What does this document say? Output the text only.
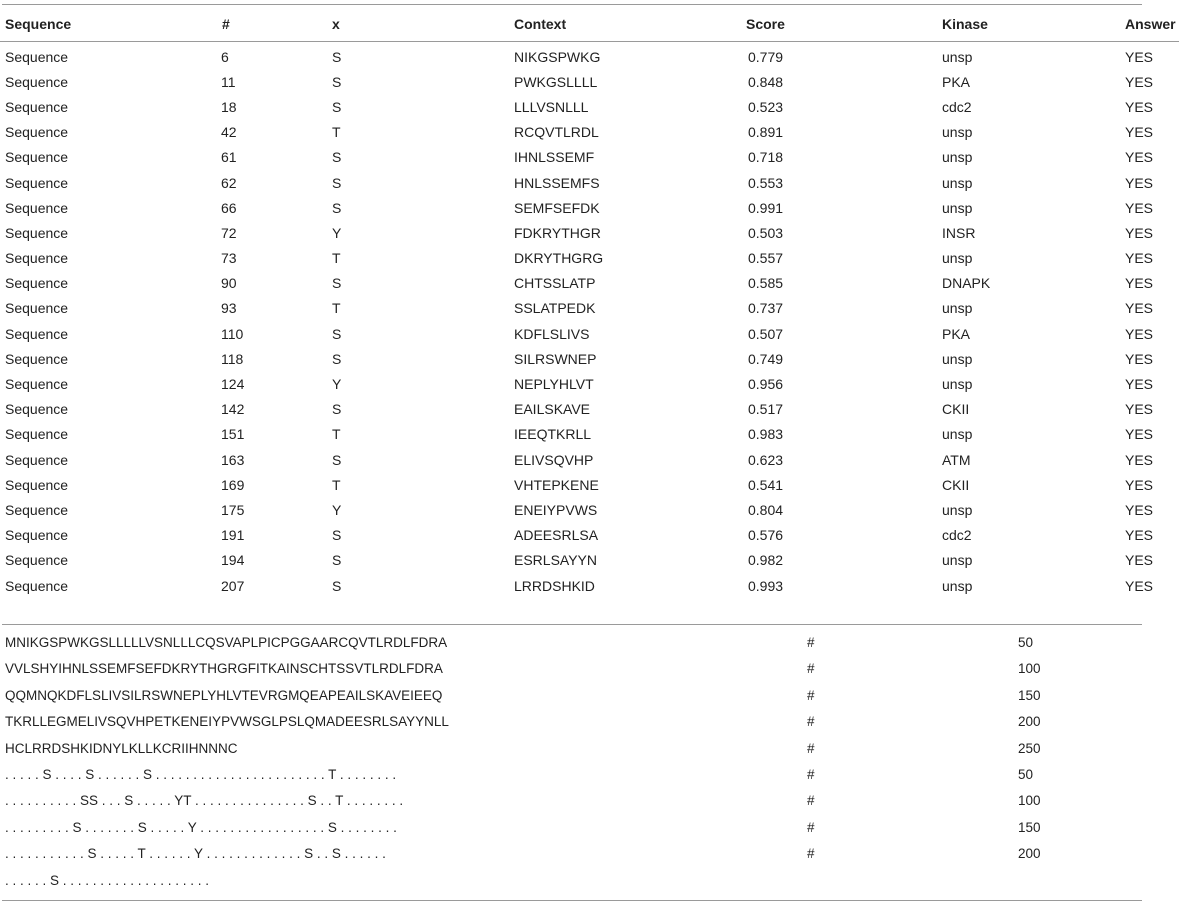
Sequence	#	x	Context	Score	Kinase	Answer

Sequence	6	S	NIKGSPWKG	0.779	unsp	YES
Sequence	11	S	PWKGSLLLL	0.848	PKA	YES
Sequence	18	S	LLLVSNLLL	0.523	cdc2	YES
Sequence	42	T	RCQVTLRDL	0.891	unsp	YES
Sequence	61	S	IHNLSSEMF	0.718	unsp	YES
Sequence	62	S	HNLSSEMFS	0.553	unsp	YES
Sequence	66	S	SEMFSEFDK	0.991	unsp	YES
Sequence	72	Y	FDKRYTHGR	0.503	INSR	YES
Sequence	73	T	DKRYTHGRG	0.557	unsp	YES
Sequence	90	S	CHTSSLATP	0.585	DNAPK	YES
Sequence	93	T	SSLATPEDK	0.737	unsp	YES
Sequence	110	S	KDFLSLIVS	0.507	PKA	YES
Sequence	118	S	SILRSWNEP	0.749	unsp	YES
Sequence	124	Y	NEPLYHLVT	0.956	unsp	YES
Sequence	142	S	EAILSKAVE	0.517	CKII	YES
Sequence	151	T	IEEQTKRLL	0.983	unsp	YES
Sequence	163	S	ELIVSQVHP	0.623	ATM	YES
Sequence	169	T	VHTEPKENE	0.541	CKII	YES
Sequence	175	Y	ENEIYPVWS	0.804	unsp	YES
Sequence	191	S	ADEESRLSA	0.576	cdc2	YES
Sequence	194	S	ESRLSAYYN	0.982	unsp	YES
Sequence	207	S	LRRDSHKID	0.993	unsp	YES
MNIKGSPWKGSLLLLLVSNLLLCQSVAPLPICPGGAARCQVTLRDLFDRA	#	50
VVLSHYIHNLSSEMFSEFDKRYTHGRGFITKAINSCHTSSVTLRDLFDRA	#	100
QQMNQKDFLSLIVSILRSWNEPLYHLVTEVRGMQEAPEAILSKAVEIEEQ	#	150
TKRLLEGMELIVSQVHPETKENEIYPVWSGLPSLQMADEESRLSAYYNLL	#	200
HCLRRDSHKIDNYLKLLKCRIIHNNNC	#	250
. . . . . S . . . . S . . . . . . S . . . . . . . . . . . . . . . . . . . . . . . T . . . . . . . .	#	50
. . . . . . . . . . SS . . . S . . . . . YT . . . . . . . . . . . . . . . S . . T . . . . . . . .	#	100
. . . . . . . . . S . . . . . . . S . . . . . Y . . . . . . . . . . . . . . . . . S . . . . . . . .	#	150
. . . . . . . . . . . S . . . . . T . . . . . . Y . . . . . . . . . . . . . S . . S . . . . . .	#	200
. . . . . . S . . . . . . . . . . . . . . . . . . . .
==
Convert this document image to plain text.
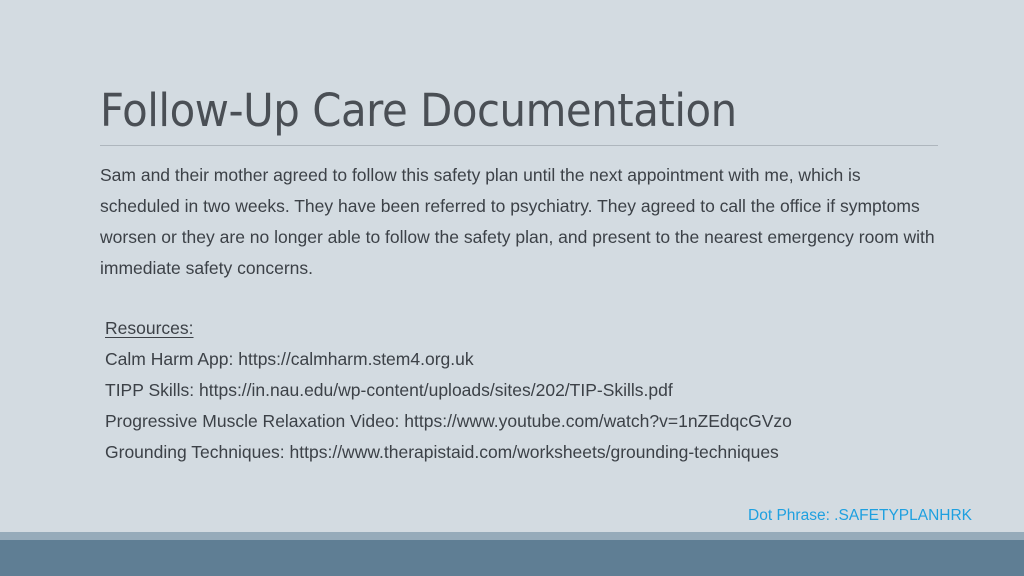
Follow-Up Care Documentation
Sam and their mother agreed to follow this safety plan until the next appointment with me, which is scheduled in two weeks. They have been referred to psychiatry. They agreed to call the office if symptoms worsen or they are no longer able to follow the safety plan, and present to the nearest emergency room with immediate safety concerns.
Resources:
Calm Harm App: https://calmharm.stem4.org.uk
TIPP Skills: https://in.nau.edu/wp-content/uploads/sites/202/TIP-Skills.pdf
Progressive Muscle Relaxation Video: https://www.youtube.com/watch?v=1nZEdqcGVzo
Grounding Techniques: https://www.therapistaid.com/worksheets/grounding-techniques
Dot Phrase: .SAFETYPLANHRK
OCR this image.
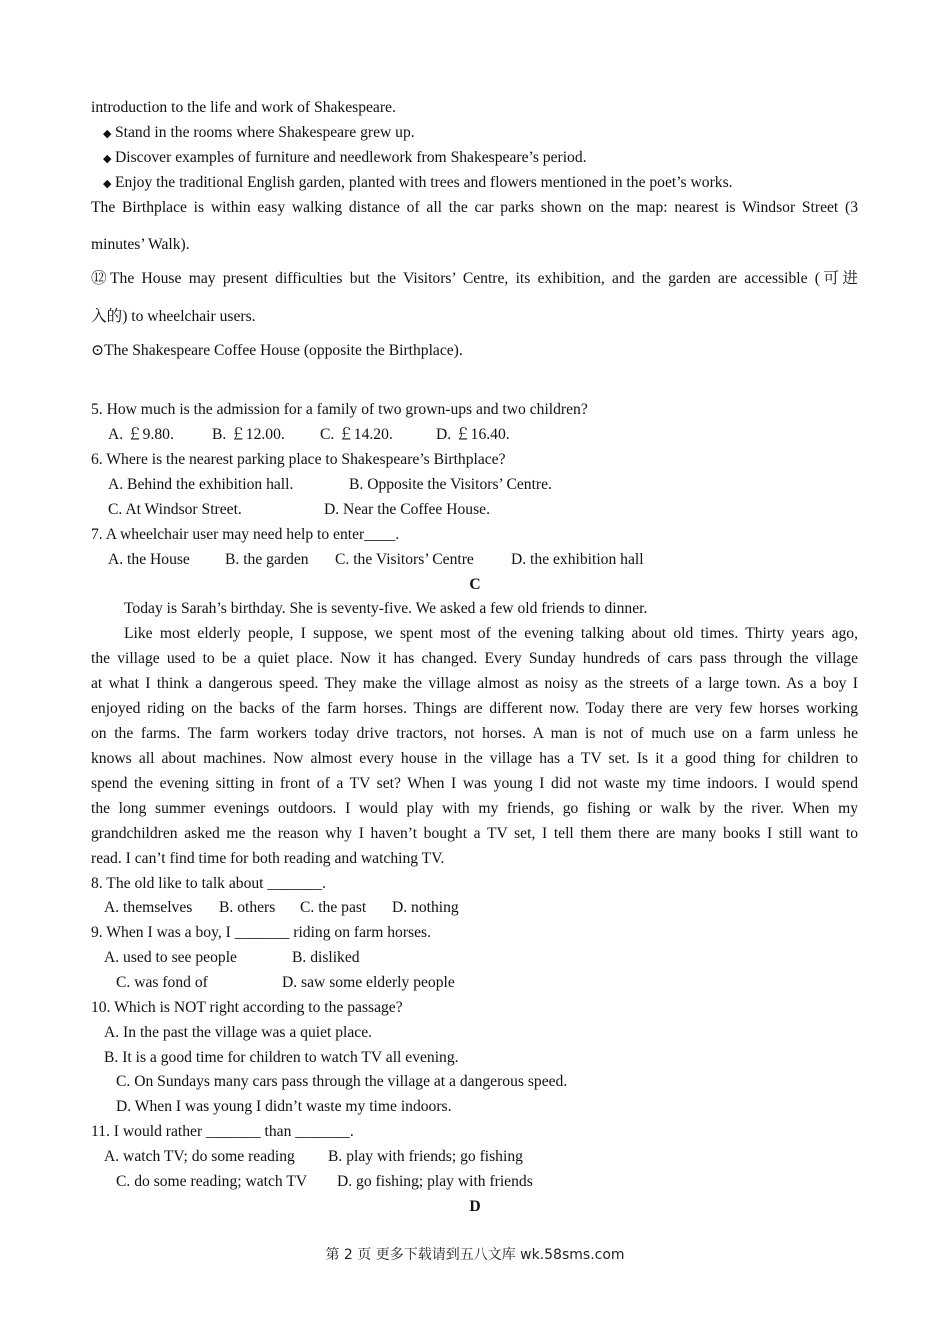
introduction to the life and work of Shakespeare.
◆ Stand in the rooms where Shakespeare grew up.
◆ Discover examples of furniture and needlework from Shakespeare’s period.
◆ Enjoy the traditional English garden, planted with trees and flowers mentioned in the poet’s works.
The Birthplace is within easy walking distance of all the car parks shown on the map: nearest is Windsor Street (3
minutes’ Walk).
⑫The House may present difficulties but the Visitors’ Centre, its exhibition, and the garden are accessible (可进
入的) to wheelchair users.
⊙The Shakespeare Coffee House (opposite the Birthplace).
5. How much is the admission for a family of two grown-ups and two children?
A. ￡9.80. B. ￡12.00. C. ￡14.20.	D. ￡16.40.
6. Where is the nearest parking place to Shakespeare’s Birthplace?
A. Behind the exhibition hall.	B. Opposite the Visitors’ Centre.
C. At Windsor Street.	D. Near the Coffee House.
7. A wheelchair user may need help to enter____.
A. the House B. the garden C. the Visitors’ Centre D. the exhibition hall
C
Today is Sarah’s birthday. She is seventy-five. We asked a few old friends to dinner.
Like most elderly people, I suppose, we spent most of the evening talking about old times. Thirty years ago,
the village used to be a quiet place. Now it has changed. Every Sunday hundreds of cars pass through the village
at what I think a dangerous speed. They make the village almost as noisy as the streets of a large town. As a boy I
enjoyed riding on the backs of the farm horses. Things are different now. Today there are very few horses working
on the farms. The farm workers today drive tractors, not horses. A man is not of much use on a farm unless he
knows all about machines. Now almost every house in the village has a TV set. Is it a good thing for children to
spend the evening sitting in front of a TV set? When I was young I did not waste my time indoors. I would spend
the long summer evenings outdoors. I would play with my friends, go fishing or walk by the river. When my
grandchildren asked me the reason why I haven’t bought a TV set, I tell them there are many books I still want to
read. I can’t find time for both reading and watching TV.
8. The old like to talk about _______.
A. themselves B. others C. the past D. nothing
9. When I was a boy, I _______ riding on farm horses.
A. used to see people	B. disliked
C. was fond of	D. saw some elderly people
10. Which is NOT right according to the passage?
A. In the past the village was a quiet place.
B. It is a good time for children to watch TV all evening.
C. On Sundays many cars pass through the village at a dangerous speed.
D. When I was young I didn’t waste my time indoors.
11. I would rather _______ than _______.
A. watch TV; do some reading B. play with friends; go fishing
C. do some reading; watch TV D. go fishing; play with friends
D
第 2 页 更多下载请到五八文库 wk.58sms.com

> [Description of the task]: Pick out all lines containing the string "quiet".

> [Full response]:
the village used to be a quiet place. Now it has changed. Every Sunday hundreds of cars pass through the village
A. In the past the village was a quiet place.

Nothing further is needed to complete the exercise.